— EXERCISE —
Exclude the pictures, then copy all remaining records exactly.

— INFORMATION SUPPLIED —
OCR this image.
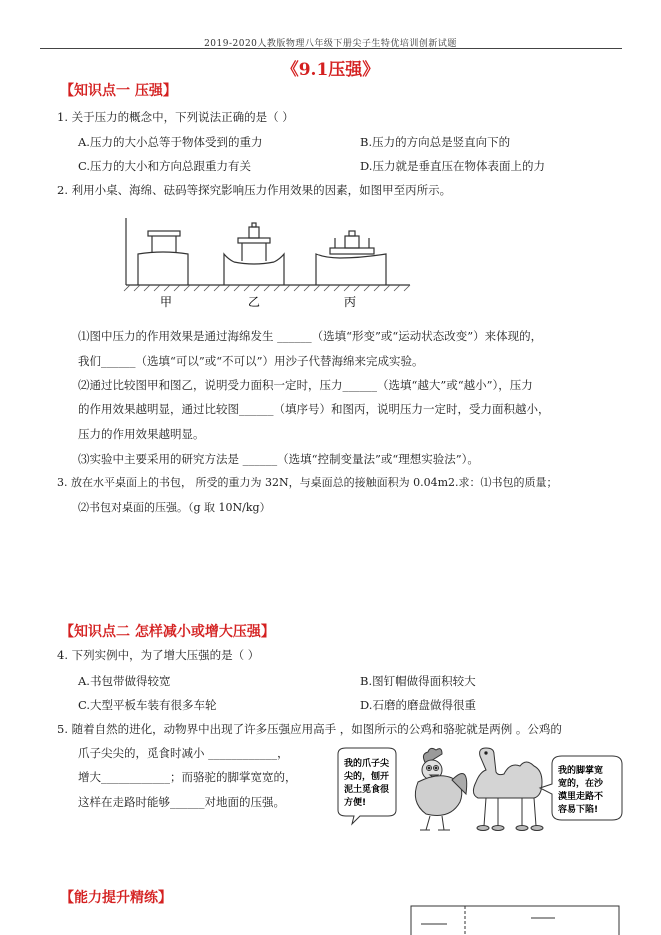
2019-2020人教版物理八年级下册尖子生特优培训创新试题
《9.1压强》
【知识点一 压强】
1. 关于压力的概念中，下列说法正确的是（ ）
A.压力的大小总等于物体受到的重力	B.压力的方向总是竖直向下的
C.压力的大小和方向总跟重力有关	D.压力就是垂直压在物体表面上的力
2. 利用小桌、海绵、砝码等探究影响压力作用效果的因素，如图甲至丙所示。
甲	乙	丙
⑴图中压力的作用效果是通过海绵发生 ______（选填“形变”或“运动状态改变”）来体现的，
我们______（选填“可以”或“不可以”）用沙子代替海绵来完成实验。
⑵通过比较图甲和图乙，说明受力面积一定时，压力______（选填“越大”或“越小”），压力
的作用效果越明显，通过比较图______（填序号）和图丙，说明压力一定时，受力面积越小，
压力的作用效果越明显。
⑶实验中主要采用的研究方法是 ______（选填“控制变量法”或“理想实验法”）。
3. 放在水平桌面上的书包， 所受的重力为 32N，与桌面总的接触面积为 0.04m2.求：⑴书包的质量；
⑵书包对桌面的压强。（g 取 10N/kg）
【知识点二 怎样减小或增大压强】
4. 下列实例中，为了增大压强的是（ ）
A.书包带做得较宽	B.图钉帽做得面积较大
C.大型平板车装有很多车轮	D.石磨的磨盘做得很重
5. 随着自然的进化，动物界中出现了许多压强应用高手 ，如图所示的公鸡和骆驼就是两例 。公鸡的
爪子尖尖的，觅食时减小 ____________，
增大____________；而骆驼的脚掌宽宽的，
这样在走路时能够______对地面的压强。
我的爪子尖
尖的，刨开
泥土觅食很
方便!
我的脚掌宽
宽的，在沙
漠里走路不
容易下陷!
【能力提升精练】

— SOLUTION TO THIS TASK —
OCR this image.
2019-2020人教版物理八年级下册尖子生特优培训创新试题
《9.1压强》
【知识点一 压强】
1. 关于压力的概念中，下列说法正确的是（ ）
A.压力的大小总等于物体受到的重力	B.压力的方向总是竖直向下的
C.压力的大小和方向总跟重力有关	D.压力就是垂直压在物体表面上的力
2. 利用小桌、海绵、砝码等探究影响压力作用效果的因素，如图甲至丙所示。
甲	乙	丙
⑴图中压力的作用效果是通过海绵发生 ______（选填“形变”或“运动状态改变”）来体现的，
我们______（选填“可以”或“不可以”）用沙子代替海绵来完成实验。
⑵通过比较图甲和图乙，说明受力面积一定时，压力______（选填“越大”或“越小”），压力
的作用效果越明显，通过比较图______（填序号）和图丙，说明压力一定时，受力面积越小，
压力的作用效果越明显。
⑶实验中主要采用的研究方法是 ______（选填“控制变量法”或“理想实验法”）。
3. 放在水平桌面上的书包， 所受的重力为 32N，与桌面总的接触面积为 0.04m2.求：⑴书包的质量；
⑵书包对桌面的压强。（g 取 10N/kg）
【知识点二 怎样减小或增大压强】
4. 下列实例中，为了增大压强的是（ ）
A.书包带做得较宽	B.图钉帽做得面积较大
C.大型平板车装有很多车轮	D.石磨的磨盘做得很重
5. 随着自然的进化，动物界中出现了许多压强应用高手 ，如图所示的公鸡和骆驼就是两例 。公鸡的
爪子尖尖的，觅食时减小 ____________，
增大____________；而骆驼的脚掌宽宽的，
这样在走路时能够______对地面的压强。
我的爪子尖
尖的，刨开
泥土觅食很
方便!
我的脚掌宽
宽的，在沙
漠里走路不
容易下陷!
【能力提升精练】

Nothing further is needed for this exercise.